::: Testo fornito :::

Per me l’ispirazione è strettamente legata all’idea di uno sguardo infantile che resta affascinato da qualsiasi cosa. Infatti, lasciando libero il bambino che è in me, sono in grado di cogliere la continua diversità, anche nell’apparente uguaglianza o ripetizione. L’unica cosa certa che posso affermare riguardo la mia fonte d’ispirazione è il cambiamento di prospettiva, nel senso di portarsi periodicamente su limiti e frontiere scomode rispetto al proprio nucleo originario, o a una consuetudine pacificata.
Un ragionamento che ha a che fare sia con l’arte che con la vita…
Credo che ragionare solo di arte e per l’arte e frequentare solo persone di quel sistema possa dare l’illusione che l’orizzonte sia tutto lì. Anche se dovessi finire in una ricerca autoreferenziale analizzerei e restituirei il mondo nella sua interezza e se dovessi osservarlo solo dall’interno di un sistema chiuso, sarei costretto a utilizzare strumenti critici limitati, parlare di una realtà percepita solo da un punto lontano. Per questo cerco di disperdermi in più mondi, in più realtà, per avere un serbatoio complesso, anche conflittuale da cui attingere.
Collabori in maniera “fissa” con una galleria?

:::

→ Breve esercizio 1:
Nell'intervista sull'ispirazione, a quale idea l'intervistato lega strettamente l'ispirazione?
→ Breve esercizio 2:
Riprenda l'intervista sull'ispirazione e la prosegua a partire dall'ultima riga riportata.

::: Sezione dati :::

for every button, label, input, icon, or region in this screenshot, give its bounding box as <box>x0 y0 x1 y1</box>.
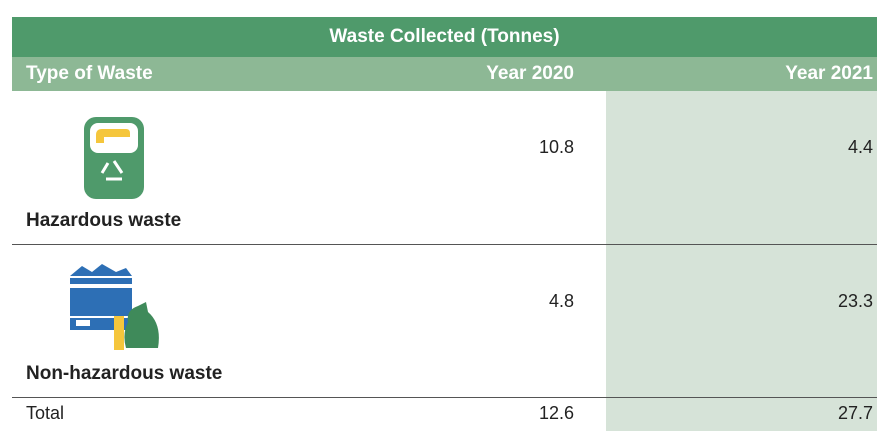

:::

→ Risultato 1:
All'idea di uno sguardo infantile che resta affascinato da qualsiasi cosa.

→ Risultato 2:
Non ancora.
Che progetti hai per il futuro?
Sicuramente un periodo di esplorazione in altri Paesi.
Sei giovanissimo: cosa pensi del mercato dell’arte e come ti posizioni oggi?
Il mercato dell’arte ha la sua importanza, è stato ed è tuttora il carburante di tanta produzione artistica. Sappiamo però che valori e denaro non riescono sempre a trovare un accordo; il mercato è un organismo crudele e selettivo, e credo che spesso a molti art worker sia chiesto di tarpare la sperimentazione per una produzione che dia profitti sicuri. Io da ‘non rappresentato’ mi ritengo ancora fuori, diciamo che mi ci affaccio ogni tanto, cercando di mantenere integri i princìpi di libertà della mia ricerca.
Domanda di rito: Il tuo sogno nel cassetto…
Essere un astronauta trapezista.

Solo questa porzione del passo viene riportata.